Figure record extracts
= = = =
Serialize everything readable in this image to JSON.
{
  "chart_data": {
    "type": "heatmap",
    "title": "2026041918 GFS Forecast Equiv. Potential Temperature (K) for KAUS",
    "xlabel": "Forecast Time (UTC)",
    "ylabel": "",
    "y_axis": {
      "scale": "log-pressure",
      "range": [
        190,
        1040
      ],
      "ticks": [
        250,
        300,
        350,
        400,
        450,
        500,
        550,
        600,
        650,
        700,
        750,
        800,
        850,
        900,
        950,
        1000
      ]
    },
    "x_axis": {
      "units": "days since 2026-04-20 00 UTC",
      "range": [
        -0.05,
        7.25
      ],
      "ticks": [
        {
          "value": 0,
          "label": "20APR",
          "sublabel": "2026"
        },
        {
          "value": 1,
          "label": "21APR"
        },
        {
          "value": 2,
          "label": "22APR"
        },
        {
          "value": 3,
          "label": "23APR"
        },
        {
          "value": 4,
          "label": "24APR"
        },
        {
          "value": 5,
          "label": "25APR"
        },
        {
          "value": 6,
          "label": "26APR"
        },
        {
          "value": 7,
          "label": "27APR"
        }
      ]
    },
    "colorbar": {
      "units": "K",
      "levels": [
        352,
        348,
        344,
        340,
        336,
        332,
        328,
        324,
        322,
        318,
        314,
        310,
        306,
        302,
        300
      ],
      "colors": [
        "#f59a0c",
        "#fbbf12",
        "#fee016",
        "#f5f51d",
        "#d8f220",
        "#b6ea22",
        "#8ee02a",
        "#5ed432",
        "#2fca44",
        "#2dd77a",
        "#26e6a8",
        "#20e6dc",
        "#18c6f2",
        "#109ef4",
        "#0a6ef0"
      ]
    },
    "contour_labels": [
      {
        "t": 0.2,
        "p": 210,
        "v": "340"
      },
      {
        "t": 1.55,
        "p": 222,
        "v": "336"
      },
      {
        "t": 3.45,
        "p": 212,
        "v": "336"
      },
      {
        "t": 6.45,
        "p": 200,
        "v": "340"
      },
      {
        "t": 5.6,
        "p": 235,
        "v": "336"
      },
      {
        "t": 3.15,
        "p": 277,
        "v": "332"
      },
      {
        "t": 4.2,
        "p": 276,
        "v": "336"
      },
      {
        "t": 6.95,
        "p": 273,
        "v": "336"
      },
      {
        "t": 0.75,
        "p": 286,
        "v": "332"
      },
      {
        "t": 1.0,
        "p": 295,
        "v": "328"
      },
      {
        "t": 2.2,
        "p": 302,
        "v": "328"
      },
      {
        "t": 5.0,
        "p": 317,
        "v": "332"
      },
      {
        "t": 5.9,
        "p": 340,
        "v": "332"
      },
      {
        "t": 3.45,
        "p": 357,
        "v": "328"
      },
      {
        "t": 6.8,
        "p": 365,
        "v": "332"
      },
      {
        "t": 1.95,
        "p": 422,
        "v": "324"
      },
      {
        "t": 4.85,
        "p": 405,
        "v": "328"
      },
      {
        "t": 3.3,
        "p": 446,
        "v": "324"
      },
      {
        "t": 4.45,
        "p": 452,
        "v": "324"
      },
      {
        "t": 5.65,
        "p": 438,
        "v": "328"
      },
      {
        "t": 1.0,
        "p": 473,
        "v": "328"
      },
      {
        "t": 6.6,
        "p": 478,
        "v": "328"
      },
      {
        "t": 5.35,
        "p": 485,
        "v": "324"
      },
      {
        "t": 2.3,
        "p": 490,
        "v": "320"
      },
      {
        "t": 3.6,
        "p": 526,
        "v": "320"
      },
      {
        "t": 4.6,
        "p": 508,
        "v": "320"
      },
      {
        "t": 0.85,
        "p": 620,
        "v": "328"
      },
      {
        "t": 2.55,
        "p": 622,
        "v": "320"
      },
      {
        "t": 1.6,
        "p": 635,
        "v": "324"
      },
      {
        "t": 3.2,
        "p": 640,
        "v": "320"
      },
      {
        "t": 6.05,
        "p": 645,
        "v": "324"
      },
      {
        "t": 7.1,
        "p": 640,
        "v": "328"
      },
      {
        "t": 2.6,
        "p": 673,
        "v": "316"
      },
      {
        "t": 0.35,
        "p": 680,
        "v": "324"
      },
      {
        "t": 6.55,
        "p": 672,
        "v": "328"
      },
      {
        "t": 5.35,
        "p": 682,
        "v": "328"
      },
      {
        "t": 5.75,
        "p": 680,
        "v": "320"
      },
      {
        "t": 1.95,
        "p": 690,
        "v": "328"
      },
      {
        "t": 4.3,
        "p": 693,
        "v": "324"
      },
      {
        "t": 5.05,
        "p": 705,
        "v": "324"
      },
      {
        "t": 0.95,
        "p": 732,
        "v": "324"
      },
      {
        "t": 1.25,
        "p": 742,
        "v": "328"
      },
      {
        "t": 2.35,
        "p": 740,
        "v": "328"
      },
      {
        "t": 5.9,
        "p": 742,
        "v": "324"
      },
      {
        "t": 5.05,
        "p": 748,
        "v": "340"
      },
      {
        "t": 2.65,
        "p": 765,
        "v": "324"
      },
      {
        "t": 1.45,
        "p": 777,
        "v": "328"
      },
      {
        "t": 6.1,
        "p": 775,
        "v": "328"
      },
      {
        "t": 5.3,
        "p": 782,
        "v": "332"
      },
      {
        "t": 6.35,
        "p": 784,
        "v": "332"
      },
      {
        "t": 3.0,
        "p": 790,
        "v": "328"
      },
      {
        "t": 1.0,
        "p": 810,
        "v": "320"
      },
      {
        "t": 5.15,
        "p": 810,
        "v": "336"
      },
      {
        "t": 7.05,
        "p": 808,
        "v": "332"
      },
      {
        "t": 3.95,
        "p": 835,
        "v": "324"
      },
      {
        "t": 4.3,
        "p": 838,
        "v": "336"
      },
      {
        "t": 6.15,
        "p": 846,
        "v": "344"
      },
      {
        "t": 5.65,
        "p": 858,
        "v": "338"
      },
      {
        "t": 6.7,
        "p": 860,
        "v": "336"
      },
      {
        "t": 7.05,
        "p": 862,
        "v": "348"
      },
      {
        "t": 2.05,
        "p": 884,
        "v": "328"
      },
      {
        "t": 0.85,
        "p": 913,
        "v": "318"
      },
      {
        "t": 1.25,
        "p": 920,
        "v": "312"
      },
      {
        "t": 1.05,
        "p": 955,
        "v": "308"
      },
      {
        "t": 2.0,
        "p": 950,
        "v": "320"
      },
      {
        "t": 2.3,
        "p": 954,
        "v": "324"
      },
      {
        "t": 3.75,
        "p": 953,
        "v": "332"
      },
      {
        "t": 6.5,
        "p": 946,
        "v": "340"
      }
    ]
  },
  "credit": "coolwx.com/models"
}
= = = =
[REQUIREMENTS]: Check each line of the records for the string "value" and state how many lines contain it. Give only the number.

[OUTPUT OF THE EXERCISE]: 8